Data listing:

++++++

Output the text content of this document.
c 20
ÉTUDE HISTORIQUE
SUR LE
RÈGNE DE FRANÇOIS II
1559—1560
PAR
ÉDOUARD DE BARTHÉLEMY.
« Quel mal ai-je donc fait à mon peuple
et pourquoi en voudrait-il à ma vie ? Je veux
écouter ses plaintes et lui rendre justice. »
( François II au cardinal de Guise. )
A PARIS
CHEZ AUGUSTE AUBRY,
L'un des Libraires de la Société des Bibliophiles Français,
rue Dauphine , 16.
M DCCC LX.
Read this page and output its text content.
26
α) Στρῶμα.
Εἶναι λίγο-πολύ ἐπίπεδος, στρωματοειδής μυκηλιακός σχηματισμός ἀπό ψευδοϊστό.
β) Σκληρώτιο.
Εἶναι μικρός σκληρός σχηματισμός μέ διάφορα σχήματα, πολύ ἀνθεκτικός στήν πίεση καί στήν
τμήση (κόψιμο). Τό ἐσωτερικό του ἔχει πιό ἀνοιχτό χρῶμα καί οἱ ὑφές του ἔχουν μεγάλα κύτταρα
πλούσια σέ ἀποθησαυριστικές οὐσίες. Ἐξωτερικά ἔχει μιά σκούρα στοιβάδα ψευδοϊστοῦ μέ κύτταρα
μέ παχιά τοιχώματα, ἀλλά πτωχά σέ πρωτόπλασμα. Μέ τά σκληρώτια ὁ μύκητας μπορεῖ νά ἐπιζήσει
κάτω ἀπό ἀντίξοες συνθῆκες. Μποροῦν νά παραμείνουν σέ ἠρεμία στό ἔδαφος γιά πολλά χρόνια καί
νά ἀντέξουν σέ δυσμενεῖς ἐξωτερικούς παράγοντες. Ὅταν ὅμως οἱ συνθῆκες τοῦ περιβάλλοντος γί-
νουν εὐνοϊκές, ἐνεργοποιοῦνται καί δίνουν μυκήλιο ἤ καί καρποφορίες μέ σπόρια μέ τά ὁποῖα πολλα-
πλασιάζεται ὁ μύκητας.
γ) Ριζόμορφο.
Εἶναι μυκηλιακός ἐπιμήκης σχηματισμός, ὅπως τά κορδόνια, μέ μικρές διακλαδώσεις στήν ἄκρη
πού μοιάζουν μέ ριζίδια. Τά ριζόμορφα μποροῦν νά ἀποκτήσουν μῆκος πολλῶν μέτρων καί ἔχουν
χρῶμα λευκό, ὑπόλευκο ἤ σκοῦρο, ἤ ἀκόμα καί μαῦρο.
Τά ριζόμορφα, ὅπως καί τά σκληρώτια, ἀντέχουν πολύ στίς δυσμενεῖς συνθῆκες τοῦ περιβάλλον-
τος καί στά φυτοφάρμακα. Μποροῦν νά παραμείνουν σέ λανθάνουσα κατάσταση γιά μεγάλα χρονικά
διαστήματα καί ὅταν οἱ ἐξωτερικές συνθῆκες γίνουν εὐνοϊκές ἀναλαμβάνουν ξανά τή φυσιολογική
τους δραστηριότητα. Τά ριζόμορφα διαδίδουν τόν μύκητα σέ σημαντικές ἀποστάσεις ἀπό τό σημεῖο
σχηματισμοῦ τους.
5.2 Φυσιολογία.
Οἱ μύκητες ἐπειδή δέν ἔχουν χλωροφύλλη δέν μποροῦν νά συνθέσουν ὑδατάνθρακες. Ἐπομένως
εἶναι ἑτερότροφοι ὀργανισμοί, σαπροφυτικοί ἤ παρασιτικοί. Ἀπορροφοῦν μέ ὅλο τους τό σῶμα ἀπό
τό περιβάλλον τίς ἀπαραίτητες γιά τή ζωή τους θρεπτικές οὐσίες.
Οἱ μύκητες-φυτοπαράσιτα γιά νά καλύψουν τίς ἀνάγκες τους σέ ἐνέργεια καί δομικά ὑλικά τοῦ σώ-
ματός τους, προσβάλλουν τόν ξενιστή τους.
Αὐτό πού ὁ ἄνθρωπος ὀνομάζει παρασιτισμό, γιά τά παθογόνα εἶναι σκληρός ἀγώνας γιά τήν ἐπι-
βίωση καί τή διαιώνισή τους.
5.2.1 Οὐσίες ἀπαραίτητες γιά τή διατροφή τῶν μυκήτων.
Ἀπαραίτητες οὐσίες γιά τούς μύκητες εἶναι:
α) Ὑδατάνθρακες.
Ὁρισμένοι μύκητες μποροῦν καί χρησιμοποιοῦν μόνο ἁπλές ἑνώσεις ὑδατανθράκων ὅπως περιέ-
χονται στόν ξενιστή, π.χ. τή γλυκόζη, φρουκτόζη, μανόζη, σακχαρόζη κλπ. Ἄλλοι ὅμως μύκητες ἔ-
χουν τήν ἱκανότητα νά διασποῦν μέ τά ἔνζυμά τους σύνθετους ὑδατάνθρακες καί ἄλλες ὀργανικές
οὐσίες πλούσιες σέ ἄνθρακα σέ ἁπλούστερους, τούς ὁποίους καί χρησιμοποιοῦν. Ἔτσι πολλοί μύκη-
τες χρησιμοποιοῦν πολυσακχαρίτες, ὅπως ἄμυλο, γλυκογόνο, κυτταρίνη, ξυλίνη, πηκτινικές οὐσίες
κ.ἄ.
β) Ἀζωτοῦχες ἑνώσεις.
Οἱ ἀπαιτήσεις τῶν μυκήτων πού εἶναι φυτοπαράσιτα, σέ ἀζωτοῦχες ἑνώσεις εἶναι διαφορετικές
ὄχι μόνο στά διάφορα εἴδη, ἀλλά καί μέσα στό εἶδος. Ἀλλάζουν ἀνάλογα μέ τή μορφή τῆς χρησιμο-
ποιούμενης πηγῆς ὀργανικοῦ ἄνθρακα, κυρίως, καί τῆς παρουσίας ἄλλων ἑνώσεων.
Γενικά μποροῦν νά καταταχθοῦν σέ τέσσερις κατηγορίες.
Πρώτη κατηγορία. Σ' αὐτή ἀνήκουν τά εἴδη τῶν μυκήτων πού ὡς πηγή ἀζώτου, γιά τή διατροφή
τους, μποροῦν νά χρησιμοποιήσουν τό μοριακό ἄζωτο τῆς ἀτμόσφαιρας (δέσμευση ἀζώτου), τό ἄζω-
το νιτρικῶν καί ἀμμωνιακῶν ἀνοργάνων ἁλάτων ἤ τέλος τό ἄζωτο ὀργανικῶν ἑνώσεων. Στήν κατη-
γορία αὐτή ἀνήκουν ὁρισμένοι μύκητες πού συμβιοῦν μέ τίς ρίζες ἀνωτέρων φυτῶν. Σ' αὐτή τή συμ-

++++++

WHAT THIS TASK INVOLVES: Extract the full set of entries word for word.

WORKED ANSWER:
Output the text content of this document.
c 20
ÉTUDE HISTORIQUE
SUR LE
RÈGNE DE FRANÇOIS II
1559—1560
PAR
ÉDOUARD DE BARTHÉLEMY.
« Quel mal ai-je donc fait à mon peuple
et pourquoi en voudrait-il à ma vie ? Je veux
écouter ses plaintes et lui rendre justice. »
( François II au cardinal de Guise. )
A PARIS
CHEZ AUGUSTE AUBRY,
L'un des Libraires de la Société des Bibliophiles Français,
rue Dauphine , 16.
M DCCC LX.
Read this page and output its text content.
26
α) Στρῶμα.
Εἶναι λίγο-πολύ ἐπίπεδος, στρωματοειδής μυκηλιακός σχηματισμός ἀπό ψευδοϊστό.
β) Σκληρώτιο.
Εἶναι μικρός σκληρός σχηματισμός μέ διάφορα σχήματα, πολύ ἀνθεκτικός στήν πίεση καί στήν
τμήση (κόψιμο). Τό ἐσωτερικό του ἔχει πιό ἀνοιχτό χρῶμα καί οἱ ὑφές του ἔχουν μεγάλα κύτταρα
πλούσια σέ ἀποθησαυριστικές οὐσίες. Ἐξωτερικά ἔχει μιά σκούρα στοιβάδα ψευδοϊστοῦ μέ κύτταρα
μέ παχιά τοιχώματα, ἀλλά πτωχά σέ πρωτόπλασμα. Μέ τά σκληρώτια ὁ μύκητας μπορεῖ νά ἐπιζήσει
κάτω ἀπό ἀντίξοες συνθῆκες. Μποροῦν νά παραμείνουν σέ ἠρεμία στό ἔδαφος γιά πολλά χρόνια καί
νά ἀντέξουν σέ δυσμενεῖς ἐξωτερικούς παράγοντες. Ὅταν ὅμως οἱ συνθῆκες τοῦ περιβάλλοντος γί-
νουν εὐνοϊκές, ἐνεργοποιοῦνται καί δίνουν μυκήλιο ἤ καί καρποφορίες μέ σπόρια μέ τά ὁποῖα πολλα-
πλασιάζεται ὁ μύκητας.
γ) Ριζόμορφο.
Εἶναι μυκηλιακός ἐπιμήκης σχηματισμός, ὅπως τά κορδόνια, μέ μικρές διακλαδώσεις στήν ἄκρη
πού μοιάζουν μέ ριζίδια. Τά ριζόμορφα μποροῦν νά ἀποκτήσουν μῆκος πολλῶν μέτρων καί ἔχουν
χρῶμα λευκό, ὑπόλευκο ἤ σκοῦρο, ἤ ἀκόμα καί μαῦρο.
Τά ριζόμορφα, ὅπως καί τά σκληρώτια, ἀντέχουν πολύ στίς δυσμενεῖς συνθῆκες τοῦ περιβάλλον-
τος καί στά φυτοφάρμακα. Μποροῦν νά παραμείνουν σέ λανθάνουσα κατάσταση γιά μεγάλα χρονικά
διαστήματα καί ὅταν οἱ ἐξωτερικές συνθῆκες γίνουν εὐνοϊκές ἀναλαμβάνουν ξανά τή φυσιολογική
τους δραστηριότητα. Τά ριζόμορφα διαδίδουν τόν μύκητα σέ σημαντικές ἀποστάσεις ἀπό τό σημεῖο
σχηματισμοῦ τους.
5.2 Φυσιολογία.
Οἱ μύκητες ἐπειδή δέν ἔχουν χλωροφύλλη δέν μποροῦν νά συνθέσουν ὑδατάνθρακες. Ἐπομένως
εἶναι ἑτερότροφοι ὀργανισμοί, σαπροφυτικοί ἤ παρασιτικοί. Ἀπορροφοῦν μέ ὅλο τους τό σῶμα ἀπό
τό περιβάλλον τίς ἀπαραίτητες γιά τή ζωή τους θρεπτικές οὐσίες.
Οἱ μύκητες-φυτοπαράσιτα γιά νά καλύψουν τίς ἀνάγκες τους σέ ἐνέργεια καί δομικά ὑλικά τοῦ σώ-
ματός τους, προσβάλλουν τόν ξενιστή τους.
Αὐτό πού ὁ ἄνθρωπος ὀνομάζει παρασιτισμό, γιά τά παθογόνα εἶναι σκληρός ἀγώνας γιά τήν ἐπι-
βίωση καί τή διαιώνισή τους.
5.2.1 Οὐσίες ἀπαραίτητες γιά τή διατροφή τῶν μυκήτων.
Ἀπαραίτητες οὐσίες γιά τούς μύκητες εἶναι:
α) Ὑδατάνθρακες.
Ὁρισμένοι μύκητες μποροῦν καί χρησιμοποιοῦν μόνο ἁπλές ἑνώσεις ὑδατανθράκων ὅπως περιέ-
χονται στόν ξενιστή, π.χ. τή γλυκόζη, φρουκτόζη, μανόζη, σακχαρόζη κλπ. Ἄλλοι ὅμως μύκητες ἔ-
χουν τήν ἱκανότητα νά διασποῦν μέ τά ἔνζυμά τους σύνθετους ὑδατάνθρακες καί ἄλλες ὀργανικές
οὐσίες πλούσιες σέ ἄνθρακα σέ ἁπλούστερους, τούς ὁποίους καί χρησιμοποιοῦν. Ἔτσι πολλοί μύκη-
τες χρησιμοποιοῦν πολυσακχαρίτες, ὅπως ἄμυλο, γλυκογόνο, κυτταρίνη, ξυλίνη, πηκτινικές οὐσίες
κ.ἄ.
β) Ἀζωτοῦχες ἑνώσεις.
Οἱ ἀπαιτήσεις τῶν μυκήτων πού εἶναι φυτοπαράσιτα, σέ ἀζωτοῦχες ἑνώσεις εἶναι διαφορετικές
ὄχι μόνο στά διάφορα εἴδη, ἀλλά καί μέσα στό εἶδος. Ἀλλάζουν ἀνάλογα μέ τή μορφή τῆς χρησιμο-
ποιούμενης πηγῆς ὀργανικοῦ ἄνθρακα, κυρίως, καί τῆς παρουσίας ἄλλων ἑνώσεων.
Γενικά μποροῦν νά καταταχθοῦν σέ τέσσερις κατηγορίες.
Πρώτη κατηγορία. Σ' αὐτή ἀνήκουν τά εἴδη τῶν μυκήτων πού ὡς πηγή ἀζώτου, γιά τή διατροφή
τους, μποροῦν νά χρησιμοποιήσουν τό μοριακό ἄζωτο τῆς ἀτμόσφαιρας (δέσμευση ἀζώτου), τό ἄζω-
το νιτρικῶν καί ἀμμωνιακῶν ἀνοργάνων ἁλάτων ἤ τέλος τό ἄζωτο ὀργανικῶν ἑνώσεων. Στήν κατη-
γορία αὐτή ἀνήκουν ὁρισμένοι μύκητες πού συμβιοῦν μέ τίς ρίζες ἀνωτέρων φυτῶν. Σ' αὐτή τή συμ-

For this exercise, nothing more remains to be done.